_ITEMS_
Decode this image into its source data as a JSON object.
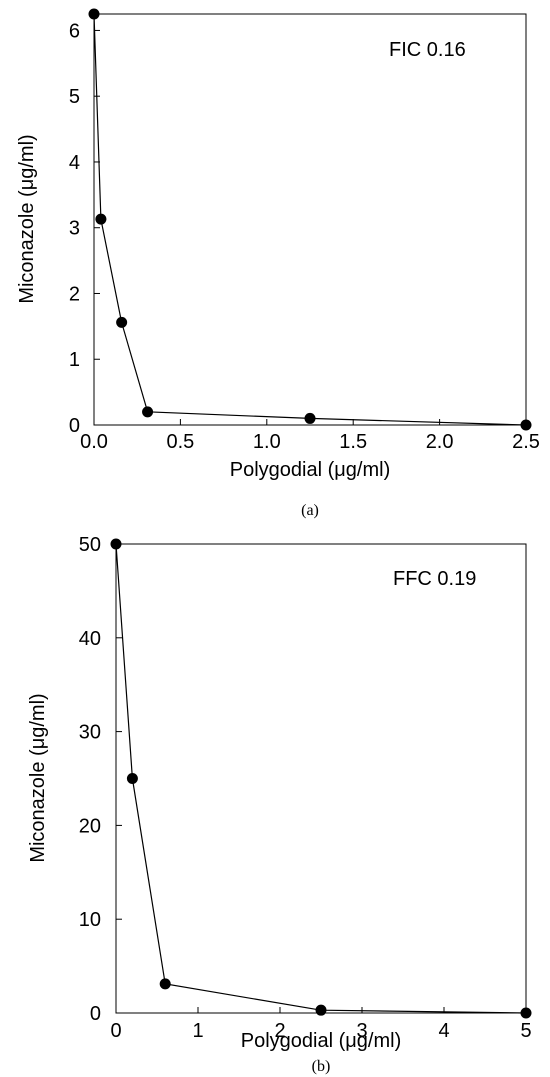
{
  "chart_data": [
    {
      "type": "line",
      "xlabel": "Polygodial (μg/ml)",
      "ylabel": "Miconazole (μg/ml)",
      "annotation": "FIC 0.16",
      "caption": "(a)",
      "xlim": [
        0,
        2.5
      ],
      "ylim": [
        0,
        6.25
      ],
      "x_ticks": [
        0.0,
        0.5,
        1.0,
        1.5,
        2.0,
        2.5
      ],
      "x_tick_labels": [
        "0.0",
        "0.5",
        "1.0",
        "1.5",
        "2.0",
        "2.5"
      ],
      "y_ticks": [
        0,
        1,
        2,
        3,
        4,
        5,
        6
      ],
      "y_tick_labels": [
        "0",
        "1",
        "2",
        "3",
        "4",
        "5",
        "6"
      ],
      "grid": false,
      "series": [
        {
          "x": [
            0,
            0.04,
            0.16,
            0.31,
            1.25,
            2.5
          ],
          "y": [
            6.25,
            3.13,
            1.56,
            0.2,
            0.1,
            0
          ]
        }
      ]
    },
    {
      "type": "line",
      "xlabel": "Polygodial (μg/ml)",
      "ylabel": "Miconazole (μg/ml)",
      "annotation": "FFC 0.19",
      "caption": "(b)",
      "xlim": [
        0,
        5
      ],
      "ylim": [
        0,
        50
      ],
      "x_ticks": [
        0,
        1,
        2,
        3,
        4,
        5
      ],
      "x_tick_labels": [
        "0",
        "1",
        "2",
        "3",
        "4",
        "5"
      ],
      "y_ticks": [
        0,
        10,
        20,
        30,
        40,
        50
      ],
      "y_tick_labels": [
        "0",
        "10",
        "20",
        "30",
        "40",
        "50"
      ],
      "grid": false,
      "series": [
        {
          "x": [
            0,
            0.2,
            0.6,
            2.5,
            5
          ],
          "y": [
            50,
            25,
            3.1,
            0.3,
            0
          ]
        }
      ]
    }
  ]
}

_PROBLEM DETAILS_
Reproduce each entry precisely. Leave the pictures out.

_RESPONSE TO THE TASK_
Decode this image into its source data as a JSON object.
{
  "chart_data": [
    {
      "type": "line",
      "xlabel": "Polygodial (μg/ml)",
      "ylabel": "Miconazole (μg/ml)",
      "annotation": "FIC 0.16",
      "caption": "(a)",
      "xlim": [
        0,
        2.5
      ],
      "ylim": [
        0,
        6.25
      ],
      "x_ticks": [
        0.0,
        0.5,
        1.0,
        1.5,
        2.0,
        2.5
      ],
      "x_tick_labels": [
        "0.0",
        "0.5",
        "1.0",
        "1.5",
        "2.0",
        "2.5"
      ],
      "y_ticks": [
        0,
        1,
        2,
        3,
        4,
        5,
        6
      ],
      "y_tick_labels": [
        "0",
        "1",
        "2",
        "3",
        "4",
        "5",
        "6"
      ],
      "grid": false,
      "series": [
        {
          "x": [
            0,
            0.04,
            0.16,
            0.31,
            1.25,
            2.5
          ],
          "y": [
            6.25,
            3.13,
            1.56,
            0.2,
            0.1,
            0
          ]
        }
      ]
    },
    {
      "type": "line",
      "xlabel": "Polygodial (μg/ml)",
      "ylabel": "Miconazole (μg/ml)",
      "annotation": "FFC 0.19",
      "caption": "(b)",
      "xlim": [
        0,
        5
      ],
      "ylim": [
        0,
        50
      ],
      "x_ticks": [
        0,
        1,
        2,
        3,
        4,
        5
      ],
      "x_tick_labels": [
        "0",
        "1",
        "2",
        "3",
        "4",
        "5"
      ],
      "y_ticks": [
        0,
        10,
        20,
        30,
        40,
        50
      ],
      "y_tick_labels": [
        "0",
        "10",
        "20",
        "30",
        "40",
        "50"
      ],
      "grid": false,
      "series": [
        {
          "x": [
            0,
            0.2,
            0.6,
            2.5,
            5
          ],
          "y": [
            50,
            25,
            3.1,
            0.3,
            0
          ]
        }
      ]
    }
  ]
}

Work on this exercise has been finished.